- TASK INPUTS

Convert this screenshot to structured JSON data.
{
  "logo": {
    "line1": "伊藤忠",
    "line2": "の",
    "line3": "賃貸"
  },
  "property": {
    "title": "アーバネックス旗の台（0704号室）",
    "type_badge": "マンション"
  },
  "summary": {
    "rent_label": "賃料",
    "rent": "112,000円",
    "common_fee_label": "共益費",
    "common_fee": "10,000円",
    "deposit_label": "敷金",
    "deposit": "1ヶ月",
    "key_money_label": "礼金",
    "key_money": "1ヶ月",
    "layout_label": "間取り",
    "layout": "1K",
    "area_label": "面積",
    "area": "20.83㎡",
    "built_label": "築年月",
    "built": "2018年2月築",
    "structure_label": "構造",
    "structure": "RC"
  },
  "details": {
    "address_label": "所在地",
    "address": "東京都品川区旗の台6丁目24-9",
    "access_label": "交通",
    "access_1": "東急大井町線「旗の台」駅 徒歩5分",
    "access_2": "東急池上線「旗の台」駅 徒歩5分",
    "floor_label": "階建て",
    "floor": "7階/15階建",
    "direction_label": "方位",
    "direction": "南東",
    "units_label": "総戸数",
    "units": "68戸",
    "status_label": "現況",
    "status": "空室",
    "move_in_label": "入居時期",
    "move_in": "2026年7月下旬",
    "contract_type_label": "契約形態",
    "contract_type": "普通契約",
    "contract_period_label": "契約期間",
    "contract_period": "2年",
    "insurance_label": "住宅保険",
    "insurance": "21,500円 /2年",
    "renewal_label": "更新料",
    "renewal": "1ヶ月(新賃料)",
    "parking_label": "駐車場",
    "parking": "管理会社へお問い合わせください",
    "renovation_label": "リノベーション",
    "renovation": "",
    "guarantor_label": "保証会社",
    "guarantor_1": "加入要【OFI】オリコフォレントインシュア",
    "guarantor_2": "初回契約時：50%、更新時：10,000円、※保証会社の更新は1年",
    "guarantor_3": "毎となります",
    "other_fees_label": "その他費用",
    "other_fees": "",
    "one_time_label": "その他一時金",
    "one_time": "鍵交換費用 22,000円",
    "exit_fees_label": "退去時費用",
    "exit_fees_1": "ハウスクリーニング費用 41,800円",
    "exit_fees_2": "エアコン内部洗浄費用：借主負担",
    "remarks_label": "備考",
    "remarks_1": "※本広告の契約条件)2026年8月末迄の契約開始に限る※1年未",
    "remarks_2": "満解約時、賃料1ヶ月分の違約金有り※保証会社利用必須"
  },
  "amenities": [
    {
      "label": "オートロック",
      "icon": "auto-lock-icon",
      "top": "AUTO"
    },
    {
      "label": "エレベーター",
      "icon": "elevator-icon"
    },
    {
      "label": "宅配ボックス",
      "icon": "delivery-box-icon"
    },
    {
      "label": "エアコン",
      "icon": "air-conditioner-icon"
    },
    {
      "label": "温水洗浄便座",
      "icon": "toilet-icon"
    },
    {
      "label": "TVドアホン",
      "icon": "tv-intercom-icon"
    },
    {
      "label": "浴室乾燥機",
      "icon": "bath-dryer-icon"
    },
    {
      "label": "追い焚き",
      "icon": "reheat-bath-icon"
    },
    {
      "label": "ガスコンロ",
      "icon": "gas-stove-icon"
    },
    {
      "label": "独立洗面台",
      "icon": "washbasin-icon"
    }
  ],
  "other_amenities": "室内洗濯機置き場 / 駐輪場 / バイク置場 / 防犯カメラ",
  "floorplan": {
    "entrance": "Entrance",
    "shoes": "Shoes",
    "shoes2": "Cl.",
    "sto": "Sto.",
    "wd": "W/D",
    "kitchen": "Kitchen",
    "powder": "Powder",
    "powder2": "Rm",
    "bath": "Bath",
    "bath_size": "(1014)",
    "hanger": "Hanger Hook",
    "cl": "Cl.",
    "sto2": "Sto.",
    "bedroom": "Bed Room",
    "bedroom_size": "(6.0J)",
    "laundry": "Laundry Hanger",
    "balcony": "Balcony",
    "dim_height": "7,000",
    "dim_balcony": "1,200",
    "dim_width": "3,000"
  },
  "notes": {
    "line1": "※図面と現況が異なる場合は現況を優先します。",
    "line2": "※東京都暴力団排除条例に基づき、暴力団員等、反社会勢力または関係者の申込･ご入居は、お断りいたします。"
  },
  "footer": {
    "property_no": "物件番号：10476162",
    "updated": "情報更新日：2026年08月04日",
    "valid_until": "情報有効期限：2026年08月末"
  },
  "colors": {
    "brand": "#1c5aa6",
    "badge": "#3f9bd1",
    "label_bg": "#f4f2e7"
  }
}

- AIM OF THE EXERCISE
Retype the data exactly as given.

- SOLUTION TO THIS PROBLEM
Convert this screenshot to structured JSON data.
{
  "logo": {
    "line1": "伊藤忠",
    "line2": "の",
    "line3": "賃貸"
  },
  "property": {
    "title": "アーバネックス旗の台（0704号室）",
    "type_badge": "マンション"
  },
  "summary": {
    "rent_label": "賃料",
    "rent": "112,000円",
    "common_fee_label": "共益費",
    "common_fee": "10,000円",
    "deposit_label": "敷金",
    "deposit": "1ヶ月",
    "key_money_label": "礼金",
    "key_money": "1ヶ月",
    "layout_label": "間取り",
    "layout": "1K",
    "area_label": "面積",
    "area": "20.83㎡",
    "built_label": "築年月",
    "built": "2018年2月築",
    "structure_label": "構造",
    "structure": "RC"
  },
  "details": {
    "address_label": "所在地",
    "address": "東京都品川区旗の台6丁目24-9",
    "access_label": "交通",
    "access_1": "東急大井町線「旗の台」駅 徒歩5分",
    "access_2": "東急池上線「旗の台」駅 徒歩5分",
    "floor_label": "階建て",
    "floor": "7階/15階建",
    "direction_label": "方位",
    "direction": "南東",
    "units_label": "総戸数",
    "units": "68戸",
    "status_label": "現況",
    "status": "空室",
    "move_in_label": "入居時期",
    "move_in": "2026年7月下旬",
    "contract_type_label": "契約形態",
    "contract_type": "普通契約",
    "contract_period_label": "契約期間",
    "contract_period": "2年",
    "insurance_label": "住宅保険",
    "insurance": "21,500円 /2年",
    "renewal_label": "更新料",
    "renewal": "1ヶ月(新賃料)",
    "parking_label": "駐車場",
    "parking": "管理会社へお問い合わせください",
    "renovation_label": "リノベーション",
    "renovation": "",
    "guarantor_label": "保証会社",
    "guarantor_1": "加入要【OFI】オリコフォレントインシュア",
    "guarantor_2": "初回契約時：50%、更新時：10,000円、※保証会社の更新は1年",
    "guarantor_3": "毎となります",
    "other_fees_label": "その他費用",
    "other_fees": "",
    "one_time_label": "その他一時金",
    "one_time": "鍵交換費用 22,000円",
    "exit_fees_label": "退去時費用",
    "exit_fees_1": "ハウスクリーニング費用 41,800円",
    "exit_fees_2": "エアコン内部洗浄費用：借主負担",
    "remarks_label": "備考",
    "remarks_1": "※本広告の契約条件)2026年8月末迄の契約開始に限る※1年未",
    "remarks_2": "満解約時、賃料1ヶ月分の違約金有り※保証会社利用必須"
  },
  "amenities": [
    {
      "label": "オートロック",
      "icon": "auto-lock-icon",
      "top": "AUTO"
    },
    {
      "label": "エレベーター",
      "icon": "elevator-icon"
    },
    {
      "label": "宅配ボックス",
      "icon": "delivery-box-icon"
    },
    {
      "label": "エアコン",
      "icon": "air-conditioner-icon"
    },
    {
      "label": "温水洗浄便座",
      "icon": "toilet-icon"
    },
    {
      "label": "TVドアホン",
      "icon": "tv-intercom-icon"
    },
    {
      "label": "浴室乾燥機",
      "icon": "bath-dryer-icon"
    },
    {
      "label": "追い焚き",
      "icon": "reheat-bath-icon"
    },
    {
      "label": "ガスコンロ",
      "icon": "gas-stove-icon"
    },
    {
      "label": "独立洗面台",
      "icon": "washbasin-icon"
    }
  ],
  "other_amenities": "室内洗濯機置き場 / 駐輪場 / バイク置場 / 防犯カメラ",
  "floorplan": {
    "entrance": "Entrance",
    "shoes": "Shoes",
    "shoes2": "Cl.",
    "sto": "Sto.",
    "wd": "W/D",
    "kitchen": "Kitchen",
    "powder": "Powder",
    "powder2": "Rm",
    "bath": "Bath",
    "bath_size": "(1014)",
    "hanger": "Hanger Hook",
    "cl": "Cl.",
    "sto2": "Sto.",
    "bedroom": "Bed Room",
    "bedroom_size": "(6.0J)",
    "laundry": "Laundry Hanger",
    "balcony": "Balcony",
    "dim_height": "7,000",
    "dim_balcony": "1,200",
    "dim_width": "3,000"
  },
  "notes": {
    "line1": "※図面と現況が異なる場合は現況を優先します。",
    "line2": "※東京都暴力団排除条例に基づき、暴力団員等、反社会勢力または関係者の申込･ご入居は、お断りいたします。"
  },
  "footer": {
    "property_no": "物件番号：10476162",
    "updated": "情報更新日：2026年08月04日",
    "valid_until": "情報有効期限：2026年08月末"
  },
  "colors": {
    "brand": "#1c5aa6",
    "badge": "#3f9bd1",
    "label_bg": "#f4f2e7"
  }
}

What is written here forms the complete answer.